*Required work:*
Below are records to retype exactly, except for the pictures.
________________
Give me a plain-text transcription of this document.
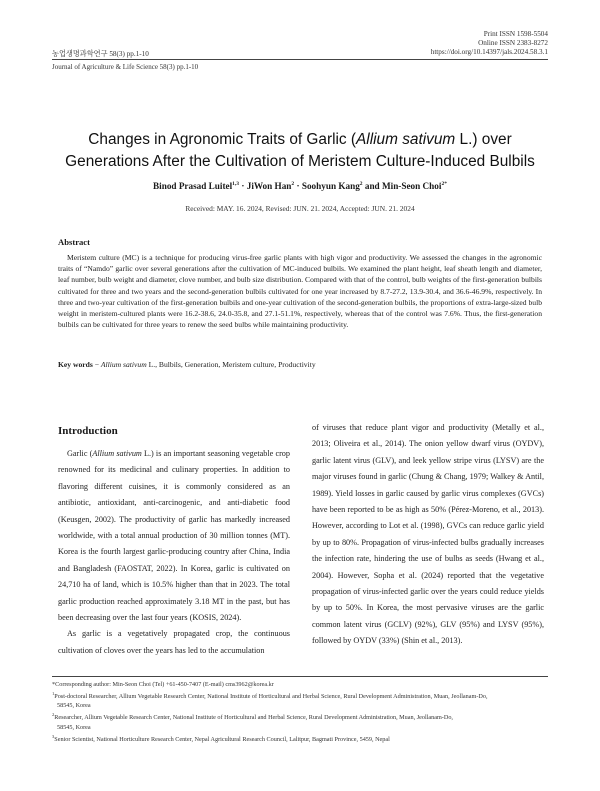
Print ISSN 1598-5504
Online ISSN 2383-8272
https://doi.org/10.14397/jals.2024.58.3.1
농업생명과학연구 58(3) pp.1-10
Journal of Agriculture & Life Science 58(3) pp.1-10
Changes in Agronomic Traits of Garlic (Allium sativum L.) over
Generations After the Cultivation of Meristem Culture-Induced Bulbils
Binod Prasad Luitel$^{1,3}$ · JiWon Han$^2$ · Soohyun Kang$^2$ and Min-Seon Choi$^{2*}$
Received: MAY. 16. 2024, Revised: JUN. 21. 2024, Accepted: JUN. 21. 2024
Abstract
Meristem culture (MC) is a technique for producing virus-free garlic plants with high vigor and productivity. We assessed the changes in the agronomic traits of “Namdo” garlic over several generations after the cultivation of MC-induced bulbils. We examined the plant height, leaf sheath length and diameter, leaf number, bulb weight and diameter, clove number, and bulb size distribution. Compared with that of the control, bulb weights of the first-generation bulbils cultivated for three and two years and the second-generation bulbils cultivated for one year increased by 8.7-27.2, 13.9-30.4, and 36.6-46.9%, respectively. In three and two-year cultivation of the first-generation bulbils and one-year cultivation of the second-generation bulbils, the proportions of extra-large-sized bulb weight in meristem-cultured plants were 16.2-38.6, 24.0-35.8, and 27.1-51.1%, respectively, whereas that of the control was 7.6%. Thus, the first-generation bulbils can be cultivated for three years to renew the seed bulbs while maintaining productivity.
Key words − Allium sativum L., Bulbils, Generation, Meristem culture, Productivity
Introduction

Garlic (Allium sativum L.) is an important seasoning vegetable crop renowned for its medicinal and culinary properties. In addition to flavoring different cuisines, it is commonly considered as an antibiotic, antioxidant, anti-carcinogenic, and anti-diabetic food (Keusgen, 2002). The productivity of garlic has markedly increased worldwide, with a total annual production of 30 million tonnes (MT). Korea is the fourth largest garlic-producing country after China, India and Bangladesh (FAOSTAT, 2022). In Korea, garlic is cultivated on 24,710 ha of land, which is 10.5% higher than that in 2023. The total garlic production reached approximately 3.18 MT in the past, but has been decreasing over the last four years (KOSIS, 2024).

As garlic is a vegetatively propagated crop, the continuous cultivation of cloves over the years has led to the accumulation

of viruses that reduce plant vigor and productivity (Metally et al., 2013; Oliveira et al., 2014). The onion yellow dwarf virus (OYDV), garlic latent virus (GLV), and leek yellow stripe virus (LYSV) are the major viruses found in garlic (Chung & Chang, 1979; Walkey & Antil, 1989). Yield losses in garlic caused by garlic virus complexes (GVCs) have been reported to be as high as 50% (Pérez-Moreno, et al., 2013). However, according to Lot et al. (1998), GVCs can reduce garlic yield by up to 80%. Propagation of virus-infected bulbs gradually increases the infection rate, hindering the use of bulbs as seeds (Hwang et al., 2004). However, Sopha et al. (2024) reported that the vegetative propagation of virus-infected garlic over the years could reduce yields by up to 50%. In Korea, the most pervasive viruses are the garlic common latent virus (GCLV) (92%), GLV (95%) and LYSV (95%), followed by OYDV (33%) (Shin et al., 2013).

*Corresponding author: Min-Seon Choi (Tel) +61-450-7407 (E-mail) cms3962@korea.kr
$^1$Post-doctoral Researcher, Allium Vegetable Research Center, National Institute of Horticultural and Herbal Science, Rural Development Administration, Muan, Jeollanam-Do,
58545, Korea
$^2$Researcher, Allium Vegetable Research Center, National Institute of Horticultural and Herbal Science, Rural Development Administration, Muan, Jeollanam-Do,
58545, Korea
$^3$Senior Scientist, National Horticulture Research Center, Nepal Agricultural Research Council, Lalitpur, Bagmati Province, 5459, Nepal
________________
*Result for this exercise:*
Give me a plain-text transcription of this document.
Print ISSN 1598-5504
Online ISSN 2383-8272
https://doi.org/10.14397/jals.2024.58.3.1
농업생명과학연구 58(3) pp.1-10
Journal of Agriculture & Life Science 58(3) pp.1-10
Changes in Agronomic Traits of Garlic (Allium sativum L.) over
Generations After the Cultivation of Meristem Culture-Induced Bulbils
Binod Prasad Luitel$^{1,3}$ · JiWon Han$^2$ · Soohyun Kang$^2$ and Min-Seon Choi$^{2*}$
Received: MAY. 16. 2024, Revised: JUN. 21. 2024, Accepted: JUN. 21. 2024
Abstract
Meristem culture (MC) is a technique for producing virus-free garlic plants with high vigor and productivity. We assessed the changes in the agronomic traits of “Namdo” garlic over several generations after the cultivation of MC-induced bulbils. We examined the plant height, leaf sheath length and diameter, leaf number, bulb weight and diameter, clove number, and bulb size distribution. Compared with that of the control, bulb weights of the first-generation bulbils cultivated for three and two years and the second-generation bulbils cultivated for one year increased by 8.7-27.2, 13.9-30.4, and 36.6-46.9%, respectively. In three and two-year cultivation of the first-generation bulbils and one-year cultivation of the second-generation bulbils, the proportions of extra-large-sized bulb weight in meristem-cultured plants were 16.2-38.6, 24.0-35.8, and 27.1-51.1%, respectively, whereas that of the control was 7.6%. Thus, the first-generation bulbils can be cultivated for three years to renew the seed bulbs while maintaining productivity.
Key words − Allium sativum L., Bulbils, Generation, Meristem culture, Productivity
Introduction

Garlic (Allium sativum L.) is an important seasoning vegetable crop renowned for its medicinal and culinary properties. In addition to flavoring different cuisines, it is commonly considered as an antibiotic, antioxidant, anti-carcinogenic, and anti-diabetic food (Keusgen, 2002). The productivity of garlic has markedly increased worldwide, with a total annual production of 30 million tonnes (MT). Korea is the fourth largest garlic-producing country after China, India and Bangladesh (FAOSTAT, 2022). In Korea, garlic is cultivated on 24,710 ha of land, which is 10.5% higher than that in 2023. The total garlic production reached approximately 3.18 MT in the past, but has been decreasing over the last four years (KOSIS, 2024).

As garlic is a vegetatively propagated crop, the continuous cultivation of cloves over the years has led to the accumulation

of viruses that reduce plant vigor and productivity (Metally et al., 2013; Oliveira et al., 2014). The onion yellow dwarf virus (OYDV), garlic latent virus (GLV), and leek yellow stripe virus (LYSV) are the major viruses found in garlic (Chung & Chang, 1979; Walkey & Antil, 1989). Yield losses in garlic caused by garlic virus complexes (GVCs) have been reported to be as high as 50% (Pérez-Moreno, et al., 2013). However, according to Lot et al. (1998), GVCs can reduce garlic yield by up to 80%. Propagation of virus-infected bulbs gradually increases the infection rate, hindering the use of bulbs as seeds (Hwang et al., 2004). However, Sopha et al. (2024) reported that the vegetative propagation of virus-infected garlic over the years could reduce yields by up to 50%. In Korea, the most pervasive viruses are the garlic common latent virus (GCLV) (92%), GLV (95%) and LYSV (95%), followed by OYDV (33%) (Shin et al., 2013).

*Corresponding author: Min-Seon Choi (Tel) +61-450-7407 (E-mail) cms3962@korea.kr
$^1$Post-doctoral Researcher, Allium Vegetable Research Center, National Institute of Horticultural and Herbal Science, Rural Development Administration, Muan, Jeollanam-Do,
58545, Korea
$^2$Researcher, Allium Vegetable Research Center, National Institute of Horticultural and Herbal Science, Rural Development Administration, Muan, Jeollanam-Do,
58545, Korea
$^3$Senior Scientist, National Horticulture Research Center, Nepal Agricultural Research Council, Lalitpur, Bagmati Province, 5459, Nepal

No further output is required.